▶ Instructions to follow
Make an exact copy of all the entries, with the pictures left out.

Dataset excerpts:
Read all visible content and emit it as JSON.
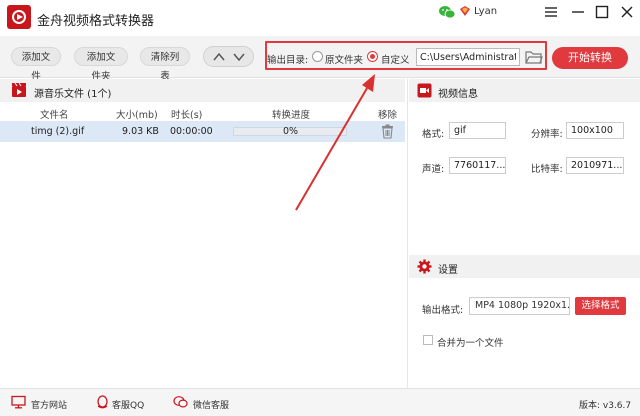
{
  "app": {
    "title": "金舟视频格式转换器",
    "user_name": "Lyan"
  },
  "toolbar": {
    "add_file": "添加文件",
    "add_folder": "添加文件夹",
    "clear_list": "清除列表",
    "output_dir_label": "输出目录:",
    "radio_original": "原文件夹",
    "radio_custom": "自定义",
    "output_path": "C:\\Users\\Administrator",
    "start_button": "开始转换"
  },
  "file_list": {
    "title": "源音乐文件 (1个)",
    "columns": [
      "文件名",
      "大小(mb)",
      "时长(s)",
      "转换进度",
      "移除"
    ],
    "rows": [
      {
        "name": "timg (2).gif",
        "size": "9.03 KB",
        "duration": "00:00:00",
        "progress_label": "0%",
        "progress": 0
      }
    ]
  },
  "video_info": {
    "title": "视频信息",
    "format_label": "格式:",
    "format_value": "gif",
    "resolution_label": "分辨率:",
    "resolution_value": "100x100",
    "channel_label": "声道:",
    "channel_value": "7760117...",
    "bitrate_label": "比特率:",
    "bitrate_value": "2010971..."
  },
  "settings": {
    "title": "设置",
    "output_format_label": "输出格式:",
    "output_format_value": "MP4 1080p 1920x1...",
    "choose_format_button": "选择格式",
    "merge_label": "合并为一个文件"
  },
  "footer": {
    "website": "官方网站",
    "qq": "客服QQ",
    "wechat": "微信客服",
    "version": "版本: v3.6.7"
  },
  "colors": {
    "accent": "#e0393e",
    "selected_row": "#dce8f5",
    "progress": "#7aa7de"
  }
}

▶ Written solution
Read all visible content and emit it as JSON.
{
  "app": {
    "title": "金舟视频格式转换器",
    "user_name": "Lyan"
  },
  "toolbar": {
    "add_file": "添加文件",
    "add_folder": "添加文件夹",
    "clear_list": "清除列表",
    "output_dir_label": "输出目录:",
    "radio_original": "原文件夹",
    "radio_custom": "自定义",
    "output_path": "C:\\Users\\Administrator",
    "start_button": "开始转换"
  },
  "file_list": {
    "title": "源音乐文件 (1个)",
    "columns": [
      "文件名",
      "大小(mb)",
      "时长(s)",
      "转换进度",
      "移除"
    ],
    "rows": [
      {
        "name": "timg (2).gif",
        "size": "9.03 KB",
        "duration": "00:00:00",
        "progress_label": "0%",
        "progress": 0
      }
    ]
  },
  "video_info": {
    "title": "视频信息",
    "format_label": "格式:",
    "format_value": "gif",
    "resolution_label": "分辨率:",
    "resolution_value": "100x100",
    "channel_label": "声道:",
    "channel_value": "7760117...",
    "bitrate_label": "比特率:",
    "bitrate_value": "2010971..."
  },
  "settings": {
    "title": "设置",
    "output_format_label": "输出格式:",
    "output_format_value": "MP4 1080p 1920x1...",
    "choose_format_button": "选择格式",
    "merge_label": "合并为一个文件"
  },
  "footer": {
    "website": "官方网站",
    "qq": "客服QQ",
    "wechat": "微信客服",
    "version": "版本: v3.6.7"
  },
  "colors": {
    "accent": "#e0393e",
    "selected_row": "#dce8f5",
    "progress": "#7aa7de"
  }
}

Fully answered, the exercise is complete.